(Part of a data file)
%%

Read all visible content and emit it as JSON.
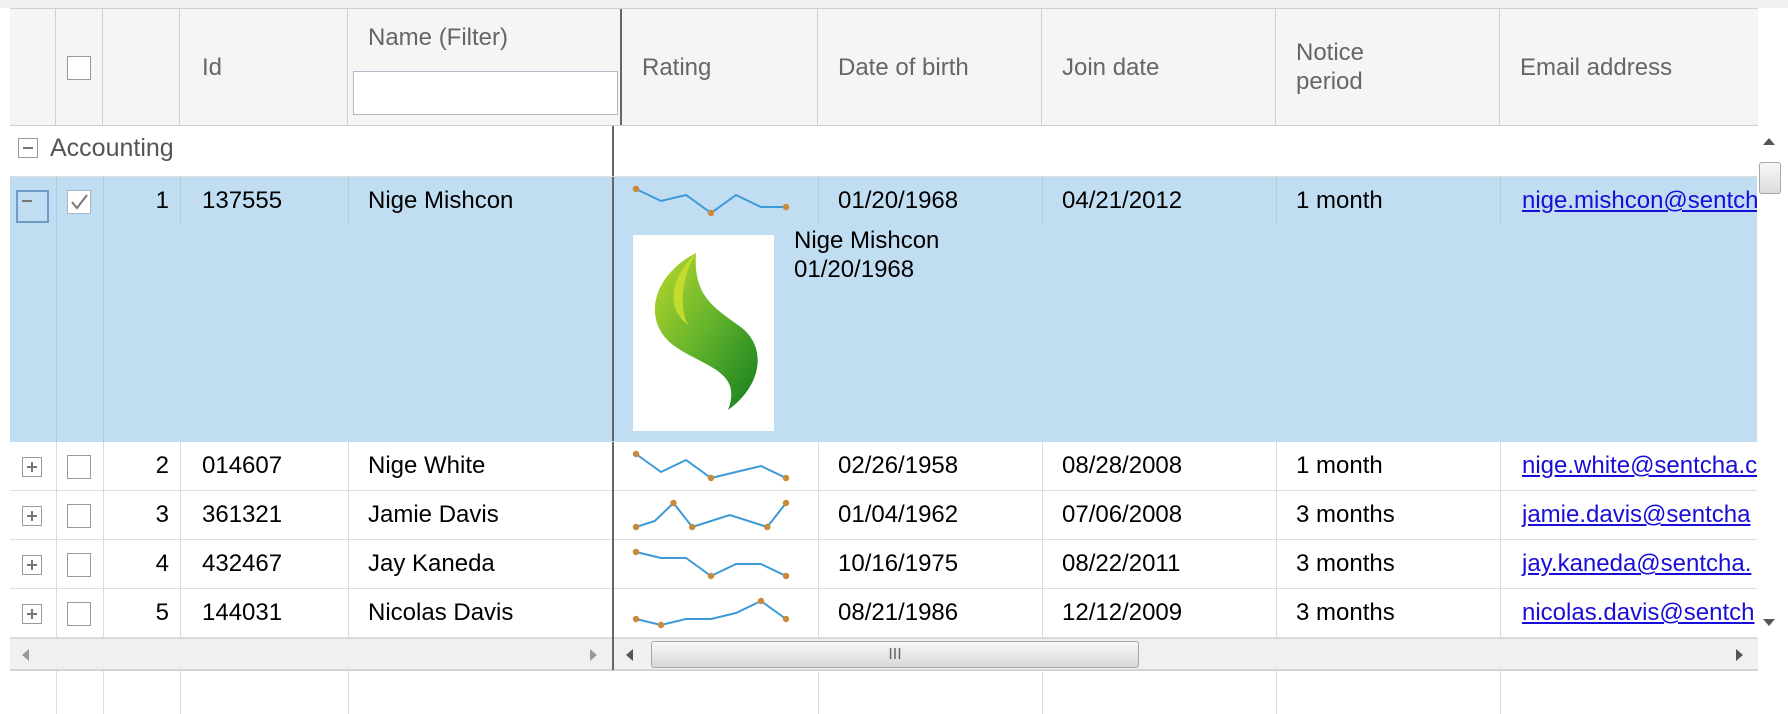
{
  "columns": {
    "select_all_checked": false,
    "id": "Id",
    "name_filter": "Name (Filter)",
    "name_filter_value": "",
    "rating": "Rating",
    "dob": "Date of birth",
    "join": "Join date",
    "notice_line1": "Notice",
    "notice_line2": "period",
    "email": "Email address"
  },
  "group": {
    "name": "Accounting"
  },
  "rows": [
    {
      "num": "1",
      "id": "137555",
      "name": "Nige Mishcon",
      "rating": [
        4,
        2,
        3,
        0,
        3,
        1,
        1
      ],
      "dob": "01/20/1968",
      "join": "04/21/2012",
      "notice": "1 month",
      "email": "nige.mishcon@sentch",
      "checked": true,
      "expanded": true
    },
    {
      "num": "2",
      "id": "014607",
      "name": "Nige White",
      "rating": [
        4,
        1,
        3,
        0,
        1,
        2,
        0
      ],
      "dob": "02/26/1958",
      "join": "08/28/2008",
      "notice": "1 month",
      "email": "nige.white@sentcha.c",
      "checked": false,
      "expanded": false
    },
    {
      "num": "3",
      "id": "361321",
      "name": "Jamie Davis",
      "rating": [
        0,
        1,
        4,
        0,
        1,
        2,
        1,
        0,
        4
      ],
      "dob": "01/04/1962",
      "join": "07/06/2008",
      "notice": "3 months",
      "email": "jamie.davis@sentcha",
      "checked": false,
      "expanded": false
    },
    {
      "num": "4",
      "id": "432467",
      "name": "Jay Kaneda",
      "rating": [
        4,
        3,
        3,
        0,
        2,
        2,
        0
      ],
      "dob": "10/16/1975",
      "join": "08/22/2011",
      "notice": "3 months",
      "email": "jay.kaneda@sentcha.",
      "checked": false,
      "expanded": false
    },
    {
      "num": "5",
      "id": "144031",
      "name": "Nicolas Davis",
      "rating": [
        1,
        0,
        1,
        1,
        2,
        4,
        1
      ],
      "dob": "08/21/1986",
      "join": "12/12/2009",
      "notice": "3 months",
      "email": "nicolas.davis@sentch",
      "checked": false,
      "expanded": false
    }
  ],
  "detail": {
    "name": "Nige Mishcon",
    "dob": "01/20/1968"
  },
  "colors": {
    "selected": "#c1ddf1",
    "sparkline": "#3d9ad6",
    "marker": "#c98a3a",
    "link": "#1a0dd8"
  },
  "scroll": {
    "thumb_glyph": "III"
  }
}
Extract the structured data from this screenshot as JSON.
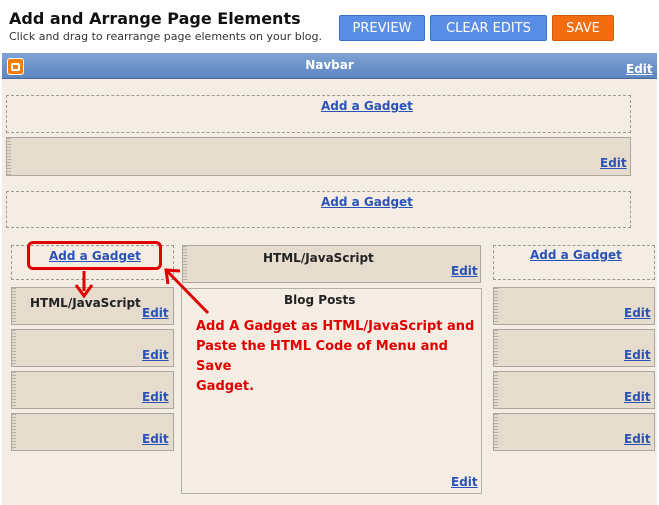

%%

Set down the complete material exactly, but do not include the images.

• SOLUTION TO THIS TASK:
Read all visible content and emit it as JSON.
{
  "columns": {
    "select_all_checked": false,
    "id": "Id",
    "name_filter": "Name (Filter)",
    "name_filter_value": "",
    "rating": "Rating",
    "dob": "Date of birth",
    "join": "Join date",
    "notice_line1": "Notice",
    "notice_line2": "period",
    "email": "Email address"
  },
  "group": {
    "name": "Accounting"
  },
  "rows": [
    {
      "num": "1",
      "id": "137555",
      "name": "Nige Mishcon",
      "rating": [
        4,
        2,
        3,
        0,
        3,
        1,
        1
      ],
      "dob": "01/20/1968",
      "join": "04/21/2012",
      "notice": "1 month",
      "email": "nige.mishcon@sentch",
      "checked": true,
      "expanded": true
    },
    {
      "num": "2",
      "id": "014607",
      "name": "Nige White",
      "rating": [
        4,
        1,
        3,
        0,
        1,
        2,
        0
      ],
      "dob": "02/26/1958",
      "join": "08/28/2008",
      "notice": "1 month",
      "email": "nige.white@sentcha.c",
      "checked": false,
      "expanded": false
    },
    {
      "num": "3",
      "id": "361321",
      "name": "Jamie Davis",
      "rating": [
        0,
        1,
        4,
        0,
        1,
        2,
        1,
        0,
        4
      ],
      "dob": "01/04/1962",
      "join": "07/06/2008",
      "notice": "3 months",
      "email": "jamie.davis@sentcha",
      "checked": false,
      "expanded": false
    },
    {
      "num": "4",
      "id": "432467",
      "name": "Jay Kaneda",
      "rating": [
        4,
        3,
        3,
        0,
        2,
        2,
        0
      ],
      "dob": "10/16/1975",
      "join": "08/22/2011",
      "notice": "3 months",
      "email": "jay.kaneda@sentcha.",
      "checked": false,
      "expanded": false
    },
    {
      "num": "5",
      "id": "144031",
      "name": "Nicolas Davis",
      "rating": [
        1,
        0,
        1,
        1,
        2,
        4,
        1
      ],
      "dob": "08/21/1986",
      "join": "12/12/2009",
      "notice": "3 months",
      "email": "nicolas.davis@sentch",
      "checked": false,
      "expanded": false
    }
  ],
  "detail": {
    "name": "Nige Mishcon",
    "dob": "01/20/1968"
  },
  "colors": {
    "selected": "#c1ddf1",
    "sparkline": "#3d9ad6",
    "marker": "#c98a3a",
    "link": "#1a0dd8"
  },
  "scroll": {
    "thumb_glyph": "III"
  }
}
Extract the structured data from this screenshot as JSON.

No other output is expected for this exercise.